Copy out every line of the entries below verbatim, leaving out the pictures.

> [Supplied information]:

■ ■ ■

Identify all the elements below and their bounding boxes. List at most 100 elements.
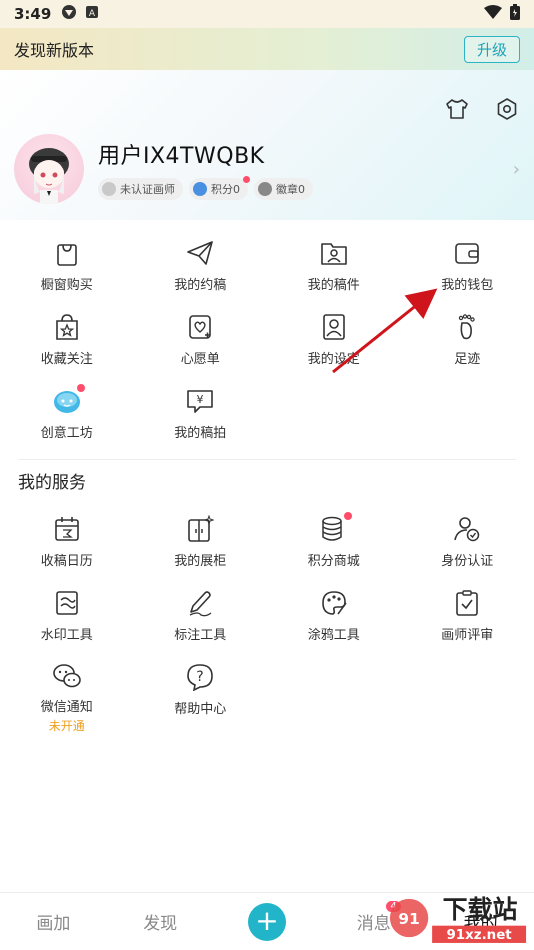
wallet-icon	[452, 238, 482, 268]
tshirt-icon[interactable]	[444, 96, 470, 122]
service-doodle[interactable]: 涂鸦工具	[267, 582, 401, 656]
service-artist-review[interactable]: 画师评审	[401, 582, 534, 656]
grid-item-manuscripts[interactable]: 我的稿件	[267, 232, 401, 306]
service-showcase[interactable]: 我的展柜	[134, 508, 268, 582]
grid-label: 收藏关注	[40, 352, 93, 367]
chevron-right-icon: ›	[512, 158, 520, 180]
wechat-icon	[52, 662, 82, 690]
avatar[interactable]	[14, 134, 84, 204]
service-identity-verify[interactable]: 身份认证	[401, 508, 534, 582]
artist-verify-badge[interactable]: 未认证画师	[98, 178, 183, 200]
svg-text:?: ?	[197, 669, 204, 685]
svg-text:A: A	[89, 9, 96, 19]
notification-dot	[243, 176, 250, 183]
service-label: 积分商城	[307, 554, 360, 569]
status-bar: 3:49 A	[0, 0, 534, 28]
points-badge[interactable]: 积分0	[189, 176, 250, 200]
shopping-bag-icon	[52, 238, 82, 268]
upgrade-button[interactable]: 升级	[463, 35, 520, 63]
grid-label: 我的设定	[307, 352, 360, 367]
services-title: 我的服务	[18, 473, 86, 493]
star-bag-icon	[52, 312, 82, 342]
grid-label: 足迹	[454, 352, 481, 367]
grid-label: 心愿单	[180, 352, 220, 367]
section-divider	[18, 459, 516, 460]
footprint-icon	[452, 312, 482, 342]
nav-label: 发现	[143, 914, 178, 934]
watermark-logo: 91 下载站 91xz.net	[389, 895, 527, 943]
settings-icon[interactable]	[494, 96, 520, 122]
grid-label: 我的稿拍	[174, 426, 227, 441]
update-banner: 发现新版本 升级	[0, 28, 534, 70]
pen-icon	[185, 588, 215, 618]
grid-item-wishlist[interactable]: 心愿单	[134, 306, 268, 380]
service-annotate[interactable]: 标注工具	[134, 582, 268, 656]
help-icon: ?	[185, 662, 215, 692]
grid-item-settings-profile[interactable]: 我的设定	[267, 306, 401, 380]
service-wechat-notify[interactable]: 微信通知 未开通	[0, 656, 134, 733]
service-label: 标注工具	[174, 628, 227, 643]
grid-label: 橱窗购买	[40, 278, 93, 293]
palette-icon	[319, 588, 349, 618]
nav-home[interactable]: 画加	[0, 909, 107, 934]
service-label: 收稿日历	[40, 554, 93, 569]
svg-text:91: 91	[398, 910, 419, 928]
grid-item-commissions[interactable]: 我的约稿	[134, 232, 268, 306]
clipboard-check-icon	[452, 588, 482, 618]
service-points-mall[interactable]: 积分商城	[267, 508, 401, 582]
service-label: 微信通知	[40, 700, 93, 715]
yen-chat-icon: ¥	[185, 386, 215, 416]
svg-text:下载站: 下载站	[443, 895, 518, 924]
notification-dot	[343, 512, 352, 520]
grid-item-auctions[interactable]: ¥ 我的稿拍	[134, 380, 268, 454]
shield-icon	[102, 182, 116, 196]
app-icon-1	[61, 4, 77, 24]
badge-label: 未认证画师	[120, 183, 175, 196]
wifi-icon	[484, 5, 502, 23]
service-label: 帮助中心	[174, 702, 227, 717]
service-help-center[interactable]: ? 帮助中心	[134, 656, 268, 730]
service-calendar[interactable]: 收稿日历	[0, 508, 134, 582]
medal-icon	[258, 182, 272, 196]
svg-text:¥: ¥	[197, 393, 204, 406]
medal-badge[interactable]: 徽章0	[254, 178, 313, 200]
grid-label: 我的钱包	[441, 278, 494, 293]
profile-card[interactable]: 用户IX4TWQBK 未认证画师 积分0 徽章0 ›	[14, 132, 520, 206]
service-label: 我的展柜	[174, 554, 227, 569]
quick-grid: 橱窗购买 我的约稿 我的稿件 我的钱包 收藏关注 心愿单 我的设定 足迹 创意工…	[0, 232, 534, 454]
showcase-icon	[185, 514, 215, 544]
coins-icon	[193, 182, 207, 196]
service-label: 水印工具	[40, 628, 93, 643]
update-banner-text: 发现新版本	[14, 41, 95, 60]
grid-item-wallet[interactable]: 我的钱包	[401, 232, 534, 306]
status-time: 3:49	[14, 5, 52, 23]
coin-stack-icon	[319, 512, 352, 544]
service-label: 画师评审	[441, 628, 494, 643]
grid-label: 我的约稿	[174, 278, 227, 293]
plus-icon[interactable]: +	[247, 902, 286, 941]
nav-label: 画加	[36, 914, 71, 934]
grid-item-shop[interactable]: 橱窗购买	[0, 232, 134, 306]
service-label: 身份认证	[441, 554, 494, 569]
grid-item-creative-workshop[interactable]: 创意工坊	[0, 380, 134, 454]
grid-item-footprint[interactable]: 足迹	[401, 306, 534, 380]
profile-card-icon	[319, 312, 349, 342]
verified-user-icon	[452, 514, 482, 544]
wechat-status: 未开通	[48, 719, 85, 733]
service-watermark[interactable]: 水印工具	[0, 582, 134, 656]
svg-text:91xz.net: 91xz.net	[446, 928, 512, 943]
folder-user-icon	[319, 238, 349, 268]
battery-icon	[510, 4, 520, 24]
service-label: 涂鸦工具	[307, 628, 360, 643]
site-watermark: 91 下载站 91xz.net	[388, 886, 534, 950]
grid-label: 创意工坊	[40, 426, 93, 441]
nav-label: 消息	[356, 914, 391, 934]
grid-item-favorites[interactable]: 收藏关注	[0, 306, 134, 380]
notification-dot	[76, 384, 85, 392]
nav-discover[interactable]: 发现	[107, 909, 214, 934]
creative-workshop-icon	[52, 384, 85, 416]
nav-create[interactable]: +	[214, 902, 321, 941]
services-grid: 收稿日历 我的展柜 积分商城 身份认证 水印工具 标注工具 涂鸦工具 画师评审 …	[0, 508, 534, 733]
badge-label: 徽章0	[276, 183, 305, 196]
paper-plane-icon	[185, 238, 215, 268]
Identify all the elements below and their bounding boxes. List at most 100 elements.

■ ■ ■

> [Written solution]:
Identify all the elements below and their bounding boxes. List at most 100 elements.
wallet-icon	[452, 238, 482, 268]
tshirt-icon[interactable]	[444, 96, 470, 122]
service-doodle[interactable]: 涂鸦工具	[267, 582, 401, 656]
service-artist-review[interactable]: 画师评审	[401, 582, 534, 656]
grid-item-manuscripts[interactable]: 我的稿件	[267, 232, 401, 306]
service-showcase[interactable]: 我的展柜	[134, 508, 268, 582]
grid-label: 收藏关注	[40, 352, 93, 367]
chevron-right-icon: ›	[512, 158, 520, 180]
wechat-icon	[52, 662, 82, 690]
avatar[interactable]	[14, 134, 84, 204]
service-identity-verify[interactable]: 身份认证	[401, 508, 534, 582]
artist-verify-badge[interactable]: 未认证画师	[98, 178, 183, 200]
svg-text:?: ?	[197, 669, 204, 685]
svg-text:A: A	[89, 9, 96, 19]
notification-dot	[243, 176, 250, 183]
service-label: 积分商城	[307, 554, 360, 569]
status-bar: 3:49 A	[0, 0, 534, 28]
points-badge[interactable]: 积分0	[189, 176, 250, 200]
shopping-bag-icon	[52, 238, 82, 268]
upgrade-button[interactable]: 升级	[463, 35, 520, 63]
grid-label: 我的设定	[307, 352, 360, 367]
services-title: 我的服务	[18, 473, 86, 493]
star-bag-icon	[52, 312, 82, 342]
grid-label: 足迹	[454, 352, 481, 367]
grid-label: 心愿单	[180, 352, 220, 367]
section-divider	[18, 459, 516, 460]
footprint-icon	[452, 312, 482, 342]
nav-label: 发现	[143, 914, 178, 934]
watermark-logo: 91 下载站 91xz.net	[389, 895, 527, 943]
settings-icon[interactable]	[494, 96, 520, 122]
grid-label: 我的稿拍	[174, 426, 227, 441]
update-banner: 发现新版本 升级	[0, 28, 534, 70]
pen-icon	[185, 588, 215, 618]
grid-item-wishlist[interactable]: 心愿单	[134, 306, 268, 380]
service-annotate[interactable]: 标注工具	[134, 582, 268, 656]
help-icon: ?	[185, 662, 215, 692]
grid-item-settings-profile[interactable]: 我的设定	[267, 306, 401, 380]
service-wechat-notify[interactable]: 微信通知 未开通	[0, 656, 134, 733]
service-label: 标注工具	[174, 628, 227, 643]
grid-label: 橱窗购买	[40, 278, 93, 293]
palette-icon	[319, 588, 349, 618]
nav-home[interactable]: 画加	[0, 909, 107, 934]
service-label: 收稿日历	[40, 554, 93, 569]
svg-text:91: 91	[398, 910, 419, 928]
grid-item-commissions[interactable]: 我的约稿	[134, 232, 268, 306]
clipboard-check-icon	[452, 588, 482, 618]
service-points-mall[interactable]: 积分商城	[267, 508, 401, 582]
service-label: 微信通知	[40, 700, 93, 715]
yen-chat-icon: ¥	[185, 386, 215, 416]
svg-text:下载站: 下载站	[443, 895, 518, 924]
notification-dot	[343, 512, 352, 520]
grid-item-auctions[interactable]: ¥ 我的稿拍	[134, 380, 268, 454]
shield-icon	[102, 182, 116, 196]
app-icon-1	[61, 4, 77, 24]
badge-label: 未认证画师	[120, 183, 175, 196]
wifi-icon	[484, 5, 502, 23]
service-label: 帮助中心	[174, 702, 227, 717]
service-help-center[interactable]: ? 帮助中心	[134, 656, 268, 730]
service-calendar[interactable]: 收稿日历	[0, 508, 134, 582]
medal-icon	[258, 182, 272, 196]
svg-text:¥: ¥	[197, 393, 204, 406]
medal-badge[interactable]: 徽章0	[254, 178, 313, 200]
grid-label: 我的钱包	[441, 278, 494, 293]
profile-card[interactable]: 用户IX4TWQBK 未认证画师 积分0 徽章0 ›	[14, 132, 520, 206]
service-label: 我的展柜	[174, 554, 227, 569]
quick-grid: 橱窗购买 我的约稿 我的稿件 我的钱包 收藏关注 心愿单 我的设定 足迹 创意工…	[0, 232, 534, 454]
showcase-icon	[185, 514, 215, 544]
coins-icon	[193, 182, 207, 196]
service-label: 水印工具	[40, 628, 93, 643]
update-banner-text: 发现新版本	[14, 41, 95, 60]
grid-item-wallet[interactable]: 我的钱包	[401, 232, 534, 306]
status-time: 3:49	[14, 5, 52, 23]
coin-stack-icon	[319, 512, 352, 544]
service-label: 画师评审	[441, 628, 494, 643]
grid-label: 我的约稿	[174, 278, 227, 293]
plus-icon[interactable]: +	[247, 902, 286, 941]
nav-label: 画加	[36, 914, 71, 934]
grid-item-shop[interactable]: 橱窗购买	[0, 232, 134, 306]
service-label: 身份认证	[441, 554, 494, 569]
grid-item-creative-workshop[interactable]: 创意工坊	[0, 380, 134, 454]
grid-item-footprint[interactable]: 足迹	[401, 306, 534, 380]
profile-card-icon	[319, 312, 349, 342]
verified-user-icon	[452, 514, 482, 544]
wechat-status: 未开通	[48, 719, 85, 733]
service-watermark[interactable]: 水印工具	[0, 582, 134, 656]
svg-text:91xz.net: 91xz.net	[446, 928, 512, 943]
folder-user-icon	[319, 238, 349, 268]
battery-icon	[510, 4, 520, 24]
service-label: 涂鸦工具	[307, 628, 360, 643]
site-watermark: 91 下载站 91xz.net	[388, 886, 534, 950]
grid-label: 创意工坊	[40, 426, 93, 441]
nav-label: 消息	[356, 914, 391, 934]
grid-item-favorites[interactable]: 收藏关注	[0, 306, 134, 380]
notification-dot	[76, 384, 85, 392]
nav-discover[interactable]: 发现	[107, 909, 214, 934]
creative-workshop-icon	[52, 384, 85, 416]
nav-create[interactable]: +	[214, 902, 321, 941]
services-grid: 收稿日历 我的展柜 积分商城 身份认证 水印工具 标注工具 涂鸦工具 画师评审 …	[0, 508, 534, 733]
badge-label: 徽章0	[276, 183, 305, 196]
paper-plane-icon	[185, 238, 215, 268]
Identify all the elements below and their bounding boxes. List at most 100 elements.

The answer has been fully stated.